• _Extracted text_
□ □ □ □ □

In March 2019, the Ilminster Hare Week, which is described as a “hare hunting festival”, was shut down by the presence of over fifty hunt saboteurs. Kevin Loader, master of the Ilminster Beagles, claims in a video that the hunt chase hares because “the hounds need to know what a hare looks like”. Frustrated by the success of sabs, a similar hunting event was attempted a week later but “packed up shortly after realising that sabs were everywhere”, according to a Facebook report.
Going around in circles
As well as hunting using packs of hounds that rely on scent, hares also fall victim to coursing, which uses hounds that hunt by sight. Both forms of hunting are illegal under the Hunting Act 2004, though the majority of convictions are for coursing rather than formal hunting.
Prosecutions of hare coursers are often focused on the “associated trespass and criminality” rather than the cruelty inflicted on individual animals. Indeed, Coles confirms in a cruel sense of irony that the “main factor driving anyone wanting to cull hares of any kind would be to prevent coursing”.
Alderman confirms another ironic element:
Some people are concerned that the introduction of a closed season will somehow increase hare coursing – this rural crime issue is already a huge problem in many parts of the country, particularly in the Eastern Counties. However, culling large numbers of a species to prevent its persecution cannot be seen as a sound method of conservation.

□ □ □ □ □

• _Dataset records_

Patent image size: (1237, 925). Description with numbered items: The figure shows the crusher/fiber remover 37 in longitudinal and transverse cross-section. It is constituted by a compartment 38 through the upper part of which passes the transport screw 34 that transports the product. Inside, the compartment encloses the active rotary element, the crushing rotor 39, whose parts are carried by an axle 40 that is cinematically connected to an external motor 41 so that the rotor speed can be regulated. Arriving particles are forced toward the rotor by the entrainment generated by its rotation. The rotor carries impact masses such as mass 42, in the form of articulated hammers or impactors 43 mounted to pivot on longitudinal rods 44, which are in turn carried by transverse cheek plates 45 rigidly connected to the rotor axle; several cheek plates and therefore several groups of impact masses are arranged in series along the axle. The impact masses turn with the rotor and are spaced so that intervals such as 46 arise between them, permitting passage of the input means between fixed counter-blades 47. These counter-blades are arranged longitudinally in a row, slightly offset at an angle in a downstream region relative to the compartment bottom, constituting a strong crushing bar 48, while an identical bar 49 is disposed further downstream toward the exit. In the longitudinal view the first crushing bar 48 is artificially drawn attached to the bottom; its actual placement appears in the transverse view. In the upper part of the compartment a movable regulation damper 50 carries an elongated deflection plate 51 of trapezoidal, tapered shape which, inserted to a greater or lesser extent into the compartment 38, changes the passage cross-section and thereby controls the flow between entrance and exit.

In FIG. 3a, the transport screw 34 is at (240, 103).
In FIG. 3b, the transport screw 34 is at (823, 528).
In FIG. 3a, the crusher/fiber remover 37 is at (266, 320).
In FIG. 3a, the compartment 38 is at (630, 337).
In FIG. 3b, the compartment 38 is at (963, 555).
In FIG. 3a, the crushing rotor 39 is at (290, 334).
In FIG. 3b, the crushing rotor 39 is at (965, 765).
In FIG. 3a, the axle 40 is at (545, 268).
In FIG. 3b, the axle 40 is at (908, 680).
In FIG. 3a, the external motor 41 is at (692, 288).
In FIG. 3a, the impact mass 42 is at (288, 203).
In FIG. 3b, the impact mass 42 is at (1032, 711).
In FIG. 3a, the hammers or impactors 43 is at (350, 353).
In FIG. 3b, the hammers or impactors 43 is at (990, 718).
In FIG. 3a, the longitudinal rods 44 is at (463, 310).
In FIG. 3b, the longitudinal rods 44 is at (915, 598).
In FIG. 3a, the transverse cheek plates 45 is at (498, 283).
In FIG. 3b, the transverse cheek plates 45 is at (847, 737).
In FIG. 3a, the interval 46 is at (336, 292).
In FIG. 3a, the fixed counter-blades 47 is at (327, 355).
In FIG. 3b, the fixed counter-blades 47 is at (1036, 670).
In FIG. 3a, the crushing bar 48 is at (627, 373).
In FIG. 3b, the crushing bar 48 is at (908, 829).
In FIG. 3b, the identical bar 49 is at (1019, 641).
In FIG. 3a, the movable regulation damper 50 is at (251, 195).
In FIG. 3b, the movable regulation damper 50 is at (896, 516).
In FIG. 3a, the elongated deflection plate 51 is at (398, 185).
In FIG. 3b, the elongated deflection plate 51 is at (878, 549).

□ □ □ □ □

• _Challenges_
A – From the hare hunting text, write out the passage starting at "Alderman confirms another" and ending at "method of conservation.".
B – Answer these questions from the hare hunting text:
(i) How many hunt saboteurs were present when the Ilminster Hare Week was shut down?
(ii) Under which law are both hunting with scent hounds and coursing illegal?
(iii) Which part of the country is named as having a particularly large hare coursing problem?

• _Solutions in order_
A –
Alderman confirms another ironic element:
Some people are concerned that the introduction of a closed season will somehow increase hare coursing – this rural crime issue is already a huge problem in many parts of the country, particularly in the Eastern Counties. However, culling large numbers of a species to prevent its persecution cannot be seen as a sound method of conservation.

B –
(i) Over fifty.
(ii) The Hunting Act 2004.
(iii) The Eastern Counties.